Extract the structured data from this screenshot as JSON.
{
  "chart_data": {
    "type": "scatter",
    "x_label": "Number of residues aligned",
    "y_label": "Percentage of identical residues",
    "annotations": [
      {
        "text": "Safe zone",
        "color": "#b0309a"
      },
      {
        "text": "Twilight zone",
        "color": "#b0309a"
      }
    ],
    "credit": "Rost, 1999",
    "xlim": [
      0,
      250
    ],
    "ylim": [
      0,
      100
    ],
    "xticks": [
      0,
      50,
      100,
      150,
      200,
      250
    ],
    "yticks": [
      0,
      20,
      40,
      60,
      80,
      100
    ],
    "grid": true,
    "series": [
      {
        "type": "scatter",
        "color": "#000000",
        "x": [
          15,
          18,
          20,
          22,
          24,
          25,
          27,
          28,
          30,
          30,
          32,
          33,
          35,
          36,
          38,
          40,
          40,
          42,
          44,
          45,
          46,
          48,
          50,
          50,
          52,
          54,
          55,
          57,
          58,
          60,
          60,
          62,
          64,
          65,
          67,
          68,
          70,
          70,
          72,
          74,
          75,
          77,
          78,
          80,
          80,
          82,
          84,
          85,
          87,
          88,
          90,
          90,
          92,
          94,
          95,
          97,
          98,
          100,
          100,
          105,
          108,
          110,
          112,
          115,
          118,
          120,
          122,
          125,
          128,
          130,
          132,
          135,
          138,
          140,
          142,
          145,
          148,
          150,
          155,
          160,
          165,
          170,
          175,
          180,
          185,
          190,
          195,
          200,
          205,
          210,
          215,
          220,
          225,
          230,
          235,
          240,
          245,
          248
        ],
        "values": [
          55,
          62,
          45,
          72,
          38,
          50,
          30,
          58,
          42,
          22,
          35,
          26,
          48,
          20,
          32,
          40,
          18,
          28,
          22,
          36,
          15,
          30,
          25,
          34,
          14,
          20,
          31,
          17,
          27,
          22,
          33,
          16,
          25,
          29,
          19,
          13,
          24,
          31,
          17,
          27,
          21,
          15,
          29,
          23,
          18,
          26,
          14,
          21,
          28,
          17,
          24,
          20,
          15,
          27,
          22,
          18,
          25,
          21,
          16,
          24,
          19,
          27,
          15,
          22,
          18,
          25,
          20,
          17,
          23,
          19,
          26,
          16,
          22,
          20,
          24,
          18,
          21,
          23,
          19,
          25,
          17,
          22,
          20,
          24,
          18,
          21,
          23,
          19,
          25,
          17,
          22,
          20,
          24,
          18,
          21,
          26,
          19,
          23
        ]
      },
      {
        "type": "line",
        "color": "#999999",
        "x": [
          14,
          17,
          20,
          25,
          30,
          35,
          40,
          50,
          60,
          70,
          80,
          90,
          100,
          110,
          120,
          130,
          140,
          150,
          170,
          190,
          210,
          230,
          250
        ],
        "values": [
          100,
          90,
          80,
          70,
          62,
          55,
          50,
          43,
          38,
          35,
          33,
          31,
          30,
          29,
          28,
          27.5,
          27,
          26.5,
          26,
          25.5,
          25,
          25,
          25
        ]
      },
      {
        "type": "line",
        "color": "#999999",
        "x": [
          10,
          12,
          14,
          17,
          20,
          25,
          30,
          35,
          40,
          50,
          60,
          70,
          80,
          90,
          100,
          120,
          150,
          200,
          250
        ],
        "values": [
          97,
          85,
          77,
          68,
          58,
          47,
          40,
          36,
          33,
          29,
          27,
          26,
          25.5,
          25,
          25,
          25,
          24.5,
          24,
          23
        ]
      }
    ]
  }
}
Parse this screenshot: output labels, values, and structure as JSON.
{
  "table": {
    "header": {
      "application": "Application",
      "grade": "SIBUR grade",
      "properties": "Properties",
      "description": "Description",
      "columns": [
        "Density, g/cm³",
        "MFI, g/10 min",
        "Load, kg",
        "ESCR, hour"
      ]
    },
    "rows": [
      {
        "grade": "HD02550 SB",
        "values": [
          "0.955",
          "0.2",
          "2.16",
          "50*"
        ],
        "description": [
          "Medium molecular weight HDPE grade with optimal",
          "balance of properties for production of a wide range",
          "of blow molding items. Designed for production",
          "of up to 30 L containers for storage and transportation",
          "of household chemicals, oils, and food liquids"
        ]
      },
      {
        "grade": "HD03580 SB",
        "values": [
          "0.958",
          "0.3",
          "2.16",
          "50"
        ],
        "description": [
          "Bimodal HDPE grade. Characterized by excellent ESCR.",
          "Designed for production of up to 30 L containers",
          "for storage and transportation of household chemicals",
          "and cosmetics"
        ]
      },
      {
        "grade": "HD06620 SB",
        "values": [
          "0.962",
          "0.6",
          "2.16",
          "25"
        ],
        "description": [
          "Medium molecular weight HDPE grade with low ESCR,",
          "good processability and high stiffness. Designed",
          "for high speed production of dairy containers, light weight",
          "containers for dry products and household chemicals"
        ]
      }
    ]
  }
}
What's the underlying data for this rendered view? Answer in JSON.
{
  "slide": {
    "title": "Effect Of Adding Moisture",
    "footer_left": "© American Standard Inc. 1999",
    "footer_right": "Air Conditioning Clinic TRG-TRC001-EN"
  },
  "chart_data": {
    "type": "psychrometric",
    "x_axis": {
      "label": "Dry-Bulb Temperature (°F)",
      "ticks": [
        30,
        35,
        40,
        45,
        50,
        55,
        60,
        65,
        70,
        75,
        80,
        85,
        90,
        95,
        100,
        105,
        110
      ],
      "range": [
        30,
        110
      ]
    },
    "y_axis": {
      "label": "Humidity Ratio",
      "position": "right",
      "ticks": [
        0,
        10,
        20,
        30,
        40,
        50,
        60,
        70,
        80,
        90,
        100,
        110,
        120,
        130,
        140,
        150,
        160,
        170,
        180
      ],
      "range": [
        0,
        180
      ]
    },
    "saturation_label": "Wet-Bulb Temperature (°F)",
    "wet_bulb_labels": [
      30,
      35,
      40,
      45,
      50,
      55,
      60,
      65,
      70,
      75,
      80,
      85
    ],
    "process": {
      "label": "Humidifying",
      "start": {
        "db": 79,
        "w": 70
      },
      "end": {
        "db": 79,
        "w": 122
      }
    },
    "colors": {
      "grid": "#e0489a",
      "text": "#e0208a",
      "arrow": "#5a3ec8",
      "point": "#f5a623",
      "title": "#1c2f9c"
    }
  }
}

++++++

Whichever lines contain the string "Designed", select and copy them.

          "of blow molding items. Designed for production",
          "Designed for production of up to 30 L containers",
          "good processability and high stiffness. Designed",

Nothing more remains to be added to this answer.